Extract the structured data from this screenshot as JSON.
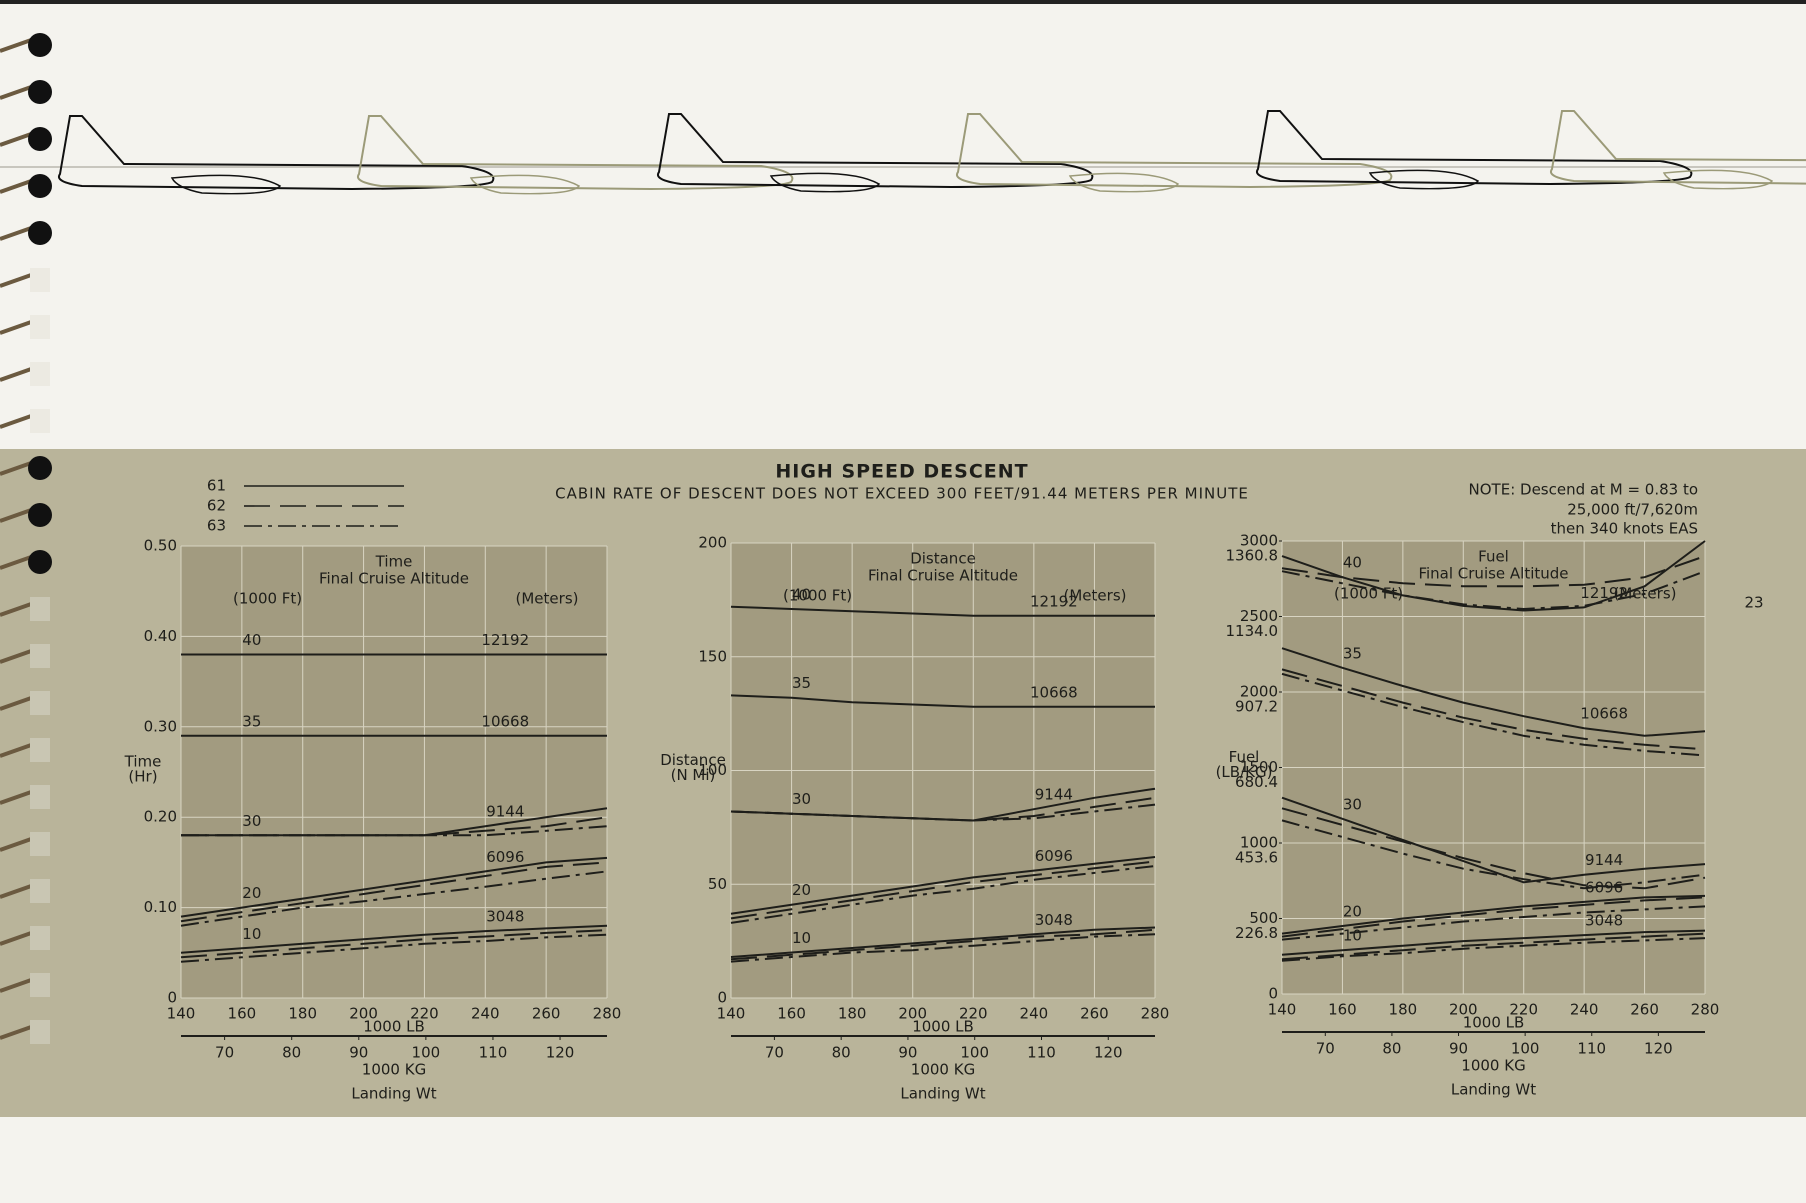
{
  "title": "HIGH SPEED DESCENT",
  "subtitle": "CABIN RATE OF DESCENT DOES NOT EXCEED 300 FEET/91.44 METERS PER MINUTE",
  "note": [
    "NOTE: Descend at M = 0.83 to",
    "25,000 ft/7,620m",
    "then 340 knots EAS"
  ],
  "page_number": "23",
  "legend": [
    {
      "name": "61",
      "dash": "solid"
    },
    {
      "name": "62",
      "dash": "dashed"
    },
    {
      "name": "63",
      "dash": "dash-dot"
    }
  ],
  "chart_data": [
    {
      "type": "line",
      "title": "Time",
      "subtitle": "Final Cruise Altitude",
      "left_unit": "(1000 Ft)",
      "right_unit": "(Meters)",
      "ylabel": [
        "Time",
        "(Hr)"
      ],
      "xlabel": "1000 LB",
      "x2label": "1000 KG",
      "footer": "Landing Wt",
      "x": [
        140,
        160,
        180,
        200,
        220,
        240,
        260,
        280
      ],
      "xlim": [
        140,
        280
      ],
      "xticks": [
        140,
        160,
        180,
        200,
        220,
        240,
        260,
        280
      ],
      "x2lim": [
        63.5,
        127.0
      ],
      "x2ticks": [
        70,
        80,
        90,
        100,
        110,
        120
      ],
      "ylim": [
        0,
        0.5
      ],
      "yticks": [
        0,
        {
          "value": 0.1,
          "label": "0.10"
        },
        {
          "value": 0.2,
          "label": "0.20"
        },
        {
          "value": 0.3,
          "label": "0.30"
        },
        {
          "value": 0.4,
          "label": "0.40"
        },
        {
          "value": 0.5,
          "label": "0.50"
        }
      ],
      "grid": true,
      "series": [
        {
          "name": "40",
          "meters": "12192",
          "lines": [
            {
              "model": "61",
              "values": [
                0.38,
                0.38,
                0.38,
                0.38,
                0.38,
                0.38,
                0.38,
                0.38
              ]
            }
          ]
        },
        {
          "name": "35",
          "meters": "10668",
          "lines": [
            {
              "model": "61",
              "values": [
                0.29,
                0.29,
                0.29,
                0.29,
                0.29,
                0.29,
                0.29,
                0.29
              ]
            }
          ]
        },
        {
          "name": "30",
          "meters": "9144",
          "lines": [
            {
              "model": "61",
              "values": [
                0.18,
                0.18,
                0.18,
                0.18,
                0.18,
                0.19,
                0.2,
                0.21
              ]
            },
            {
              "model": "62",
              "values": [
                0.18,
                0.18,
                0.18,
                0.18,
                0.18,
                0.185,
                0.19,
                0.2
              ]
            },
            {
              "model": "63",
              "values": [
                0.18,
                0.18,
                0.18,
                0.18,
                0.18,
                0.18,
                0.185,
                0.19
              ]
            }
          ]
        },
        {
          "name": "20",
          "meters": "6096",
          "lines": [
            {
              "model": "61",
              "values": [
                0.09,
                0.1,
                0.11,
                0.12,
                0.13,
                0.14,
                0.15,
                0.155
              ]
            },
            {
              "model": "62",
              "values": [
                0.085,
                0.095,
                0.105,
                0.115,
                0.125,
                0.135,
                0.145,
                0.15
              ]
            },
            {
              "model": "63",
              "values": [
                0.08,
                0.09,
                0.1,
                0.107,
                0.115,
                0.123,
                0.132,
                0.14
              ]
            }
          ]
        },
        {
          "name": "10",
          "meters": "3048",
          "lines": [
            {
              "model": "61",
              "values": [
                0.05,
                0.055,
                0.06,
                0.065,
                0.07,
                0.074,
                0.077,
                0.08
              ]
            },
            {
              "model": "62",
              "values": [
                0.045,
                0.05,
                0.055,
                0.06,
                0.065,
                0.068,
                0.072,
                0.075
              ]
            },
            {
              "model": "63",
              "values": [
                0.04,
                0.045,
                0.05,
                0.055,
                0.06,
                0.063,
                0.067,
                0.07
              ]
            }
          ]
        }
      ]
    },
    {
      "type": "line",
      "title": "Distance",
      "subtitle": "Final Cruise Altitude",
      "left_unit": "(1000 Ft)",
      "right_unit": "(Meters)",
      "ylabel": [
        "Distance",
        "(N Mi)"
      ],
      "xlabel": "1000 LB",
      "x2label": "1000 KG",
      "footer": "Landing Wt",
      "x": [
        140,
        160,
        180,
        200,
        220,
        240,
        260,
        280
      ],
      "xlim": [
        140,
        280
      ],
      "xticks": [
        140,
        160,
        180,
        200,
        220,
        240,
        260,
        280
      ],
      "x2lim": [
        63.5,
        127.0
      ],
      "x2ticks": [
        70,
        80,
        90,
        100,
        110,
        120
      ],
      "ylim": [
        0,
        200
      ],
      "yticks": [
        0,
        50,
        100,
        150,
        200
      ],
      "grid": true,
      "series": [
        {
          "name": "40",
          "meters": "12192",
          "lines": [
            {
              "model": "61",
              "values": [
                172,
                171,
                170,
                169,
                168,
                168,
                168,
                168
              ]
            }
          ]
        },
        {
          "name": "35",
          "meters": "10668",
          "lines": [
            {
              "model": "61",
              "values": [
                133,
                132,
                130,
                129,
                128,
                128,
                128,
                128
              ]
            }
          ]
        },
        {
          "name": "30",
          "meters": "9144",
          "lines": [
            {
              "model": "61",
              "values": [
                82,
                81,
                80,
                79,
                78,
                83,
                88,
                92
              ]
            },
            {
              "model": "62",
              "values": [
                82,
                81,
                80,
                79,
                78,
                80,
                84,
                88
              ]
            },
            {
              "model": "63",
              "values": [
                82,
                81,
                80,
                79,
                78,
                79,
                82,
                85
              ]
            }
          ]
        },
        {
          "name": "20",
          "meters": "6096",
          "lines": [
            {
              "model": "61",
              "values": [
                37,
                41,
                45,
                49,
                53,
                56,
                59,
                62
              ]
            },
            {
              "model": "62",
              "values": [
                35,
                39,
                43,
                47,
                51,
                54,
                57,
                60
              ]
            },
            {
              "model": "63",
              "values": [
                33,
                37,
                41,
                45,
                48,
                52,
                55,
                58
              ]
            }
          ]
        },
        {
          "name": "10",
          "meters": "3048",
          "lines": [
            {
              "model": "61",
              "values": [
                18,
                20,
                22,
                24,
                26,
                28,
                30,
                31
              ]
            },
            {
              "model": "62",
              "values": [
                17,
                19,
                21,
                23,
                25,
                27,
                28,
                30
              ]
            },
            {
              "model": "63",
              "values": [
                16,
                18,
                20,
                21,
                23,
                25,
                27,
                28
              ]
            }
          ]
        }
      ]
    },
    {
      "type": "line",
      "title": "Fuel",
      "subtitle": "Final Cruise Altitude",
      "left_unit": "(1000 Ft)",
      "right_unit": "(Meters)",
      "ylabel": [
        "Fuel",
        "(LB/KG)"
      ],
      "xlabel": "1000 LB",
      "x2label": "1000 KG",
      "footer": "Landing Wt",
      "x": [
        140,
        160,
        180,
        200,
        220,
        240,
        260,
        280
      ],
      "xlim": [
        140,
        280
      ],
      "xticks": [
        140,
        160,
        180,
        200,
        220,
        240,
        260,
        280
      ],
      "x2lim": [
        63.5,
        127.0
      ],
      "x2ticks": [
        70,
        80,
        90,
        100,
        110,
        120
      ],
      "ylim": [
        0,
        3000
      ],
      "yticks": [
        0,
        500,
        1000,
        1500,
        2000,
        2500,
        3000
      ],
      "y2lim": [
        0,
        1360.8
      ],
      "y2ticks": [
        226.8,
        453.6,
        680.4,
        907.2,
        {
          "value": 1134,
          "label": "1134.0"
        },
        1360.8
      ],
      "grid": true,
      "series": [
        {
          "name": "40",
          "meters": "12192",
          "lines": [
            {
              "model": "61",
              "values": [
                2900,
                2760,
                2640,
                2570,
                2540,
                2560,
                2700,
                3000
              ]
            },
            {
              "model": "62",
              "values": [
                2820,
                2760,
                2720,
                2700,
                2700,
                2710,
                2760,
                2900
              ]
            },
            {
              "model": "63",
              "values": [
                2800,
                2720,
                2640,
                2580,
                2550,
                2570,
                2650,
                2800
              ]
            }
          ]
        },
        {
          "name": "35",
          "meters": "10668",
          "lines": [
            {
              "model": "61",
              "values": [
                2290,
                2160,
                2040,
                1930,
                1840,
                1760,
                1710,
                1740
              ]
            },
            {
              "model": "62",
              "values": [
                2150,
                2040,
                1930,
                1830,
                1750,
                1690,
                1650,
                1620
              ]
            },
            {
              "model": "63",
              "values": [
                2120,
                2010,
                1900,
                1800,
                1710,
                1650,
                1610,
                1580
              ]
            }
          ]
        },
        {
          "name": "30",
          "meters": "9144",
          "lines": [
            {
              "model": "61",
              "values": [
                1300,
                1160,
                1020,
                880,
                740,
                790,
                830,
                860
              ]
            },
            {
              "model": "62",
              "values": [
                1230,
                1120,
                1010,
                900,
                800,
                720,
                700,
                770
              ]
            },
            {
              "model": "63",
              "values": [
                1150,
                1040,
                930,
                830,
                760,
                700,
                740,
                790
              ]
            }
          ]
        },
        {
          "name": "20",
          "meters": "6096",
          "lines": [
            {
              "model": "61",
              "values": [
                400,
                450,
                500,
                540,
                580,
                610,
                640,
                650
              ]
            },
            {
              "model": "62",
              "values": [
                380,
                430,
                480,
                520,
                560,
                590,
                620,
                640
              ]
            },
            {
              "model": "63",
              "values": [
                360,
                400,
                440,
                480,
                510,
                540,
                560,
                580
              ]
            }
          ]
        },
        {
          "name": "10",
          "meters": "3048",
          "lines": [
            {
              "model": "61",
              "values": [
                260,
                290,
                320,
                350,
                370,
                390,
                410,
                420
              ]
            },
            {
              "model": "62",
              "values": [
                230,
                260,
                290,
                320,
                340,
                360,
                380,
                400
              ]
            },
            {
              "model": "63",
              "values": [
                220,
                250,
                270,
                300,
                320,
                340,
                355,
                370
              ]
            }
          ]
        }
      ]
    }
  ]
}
################
_Your instructions_
Select the lines in this material that hold the word "dash", leaving none out.

_Exercise solution_
      "dash": "solid"
      "dash": "dashed"
      "dash": "dash-dot"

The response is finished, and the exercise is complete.